Copy the lines below as they are; omit the images they contain.

*Material for this task*.
——

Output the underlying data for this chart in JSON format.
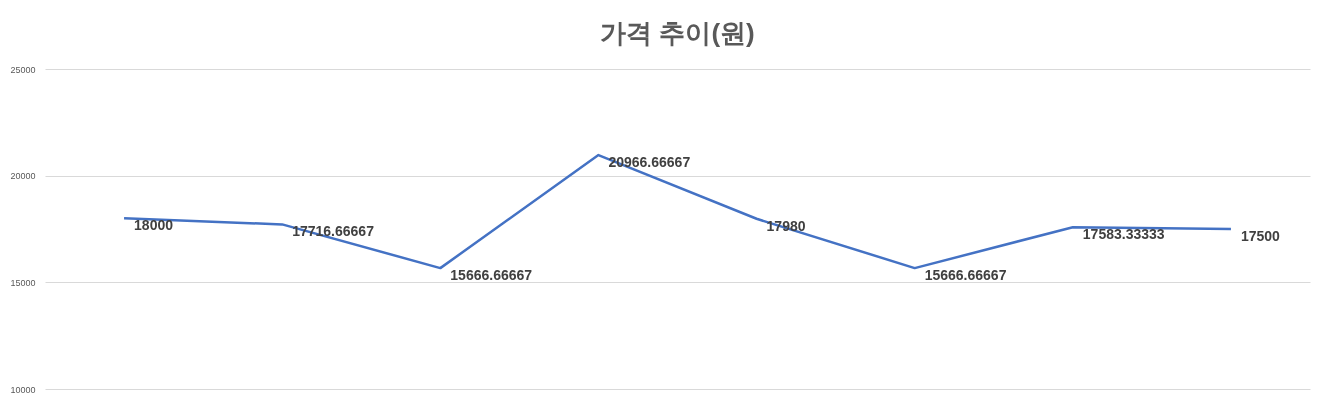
{
  "chart_data": {
    "type": "line",
    "title": "가격 추이(원)",
    "categories": [
      null,
      null,
      null,
      null,
      null,
      null,
      null,
      null
    ],
    "series": [
      {
        "color": "#4472c4",
        "values": [
          18000,
          17716.66667,
          15666.66667,
          20966.66667,
          17980,
          15666.66667,
          17583.33333,
          17500
        ]
      }
    ],
    "ylim": [
      10000,
      25000
    ],
    "yticks": [
      10000,
      15000,
      20000,
      25000
    ],
    "grid": "y",
    "tick_labels": "y",
    "data_labels": true,
    "marker": "none",
    "line_style": "solid"
  }
}
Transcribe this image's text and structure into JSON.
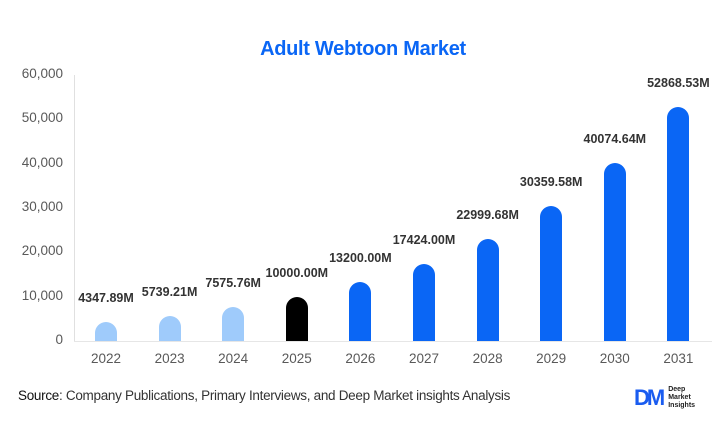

——

*Correct response*.
Output the underlying data for this chart in JSON format.
{
  "chart_data": {
    "type": "line",
    "title": "가격 추이(원)",
    "categories": [
      null,
      null,
      null,
      null,
      null,
      null,
      null,
      null
    ],
    "series": [
      {
        "color": "#4472c4",
        "values": [
          18000,
          17716.66667,
          15666.66667,
          20966.66667,
          17980,
          15666.66667,
          17583.33333,
          17500
        ]
      }
    ],
    "ylim": [
      10000,
      25000
    ],
    "yticks": [
      10000,
      15000,
      20000,
      25000
    ],
    "grid": "y",
    "tick_labels": "y",
    "data_labels": true,
    "marker": "none",
    "line_style": "solid"
  }
}
Transcribe this image's text and structure into JSON.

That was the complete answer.